--- Begin RECORD LIST ---

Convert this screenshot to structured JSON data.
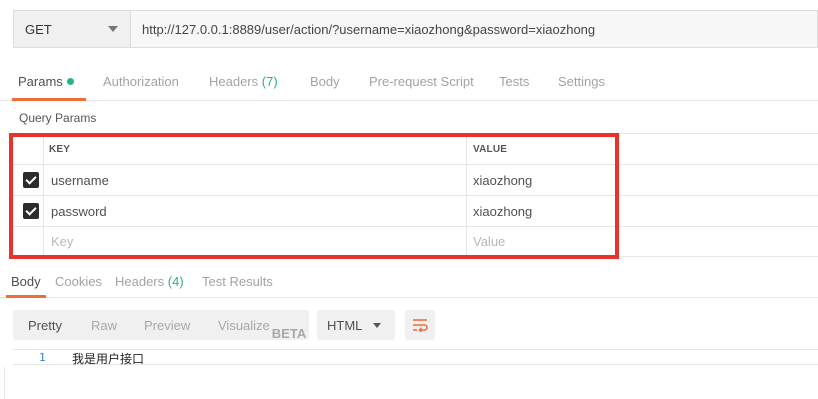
{
  "request": {
    "method": "GET",
    "url": "http://127.0.0.1:8889/user/action/?username=xiaozhong&password=xiaozhong"
  },
  "request_tabs": [
    {
      "label": "Params",
      "active": true,
      "dot": true
    },
    {
      "label": "Authorization"
    },
    {
      "label": "Headers",
      "count": "(7)"
    },
    {
      "label": "Body"
    },
    {
      "label": "Pre-request Script"
    },
    {
      "label": "Tests"
    },
    {
      "label": "Settings"
    }
  ],
  "query_params": {
    "title": "Query Params",
    "headers": {
      "key": "KEY",
      "value": "VALUE"
    },
    "rows": [
      {
        "checked": true,
        "key": "username",
        "value": "xiaozhong"
      },
      {
        "checked": true,
        "key": "password",
        "value": "xiaozhong"
      }
    ],
    "placeholder": {
      "key": "Key",
      "value": "Value"
    }
  },
  "response_tabs": [
    {
      "label": "Body",
      "active": true
    },
    {
      "label": "Cookies"
    },
    {
      "label": "Headers",
      "count": "(4)"
    },
    {
      "label": "Test Results"
    }
  ],
  "body_toolbar": {
    "modes": [
      "Pretty",
      "Raw",
      "Preview",
      "Visualize"
    ],
    "active_mode": "Pretty",
    "beta": "BETA",
    "format": "HTML"
  },
  "response_body": {
    "line_number": "1",
    "text": "我是用户接口"
  },
  "colors": {
    "accent": "#f26b3a",
    "count_green": "#26b47f",
    "highlight_red": "#e8332d"
  },
  "icons": [
    "chevron-down-icon",
    "checkbox-checked-icon",
    "wrap-lines-icon"
  ]
}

--- End RECORD LIST ---

- **TO DO**
With the pictures omitted, reproduce the records in full and exactly.

- **RESPONSE TO THIS TASK**
Convert this screenshot to structured JSON data.
{
  "request": {
    "method": "GET",
    "url": "http://127.0.0.1:8889/user/action/?username=xiaozhong&password=xiaozhong"
  },
  "request_tabs": [
    {
      "label": "Params",
      "active": true,
      "dot": true
    },
    {
      "label": "Authorization"
    },
    {
      "label": "Headers",
      "count": "(7)"
    },
    {
      "label": "Body"
    },
    {
      "label": "Pre-request Script"
    },
    {
      "label": "Tests"
    },
    {
      "label": "Settings"
    }
  ],
  "query_params": {
    "title": "Query Params",
    "headers": {
      "key": "KEY",
      "value": "VALUE"
    },
    "rows": [
      {
        "checked": true,
        "key": "username",
        "value": "xiaozhong"
      },
      {
        "checked": true,
        "key": "password",
        "value": "xiaozhong"
      }
    ],
    "placeholder": {
      "key": "Key",
      "value": "Value"
    }
  },
  "response_tabs": [
    {
      "label": "Body",
      "active": true
    },
    {
      "label": "Cookies"
    },
    {
      "label": "Headers",
      "count": "(4)"
    },
    {
      "label": "Test Results"
    }
  ],
  "body_toolbar": {
    "modes": [
      "Pretty",
      "Raw",
      "Preview",
      "Visualize"
    ],
    "active_mode": "Pretty",
    "beta": "BETA",
    "format": "HTML"
  },
  "response_body": {
    "line_number": "1",
    "text": "我是用户接口"
  },
  "colors": {
    "accent": "#f26b3a",
    "count_green": "#26b47f",
    "highlight_red": "#e8332d"
  },
  "icons": [
    "chevron-down-icon",
    "checkbox-checked-icon",
    "wrap-lines-icon"
  ]
}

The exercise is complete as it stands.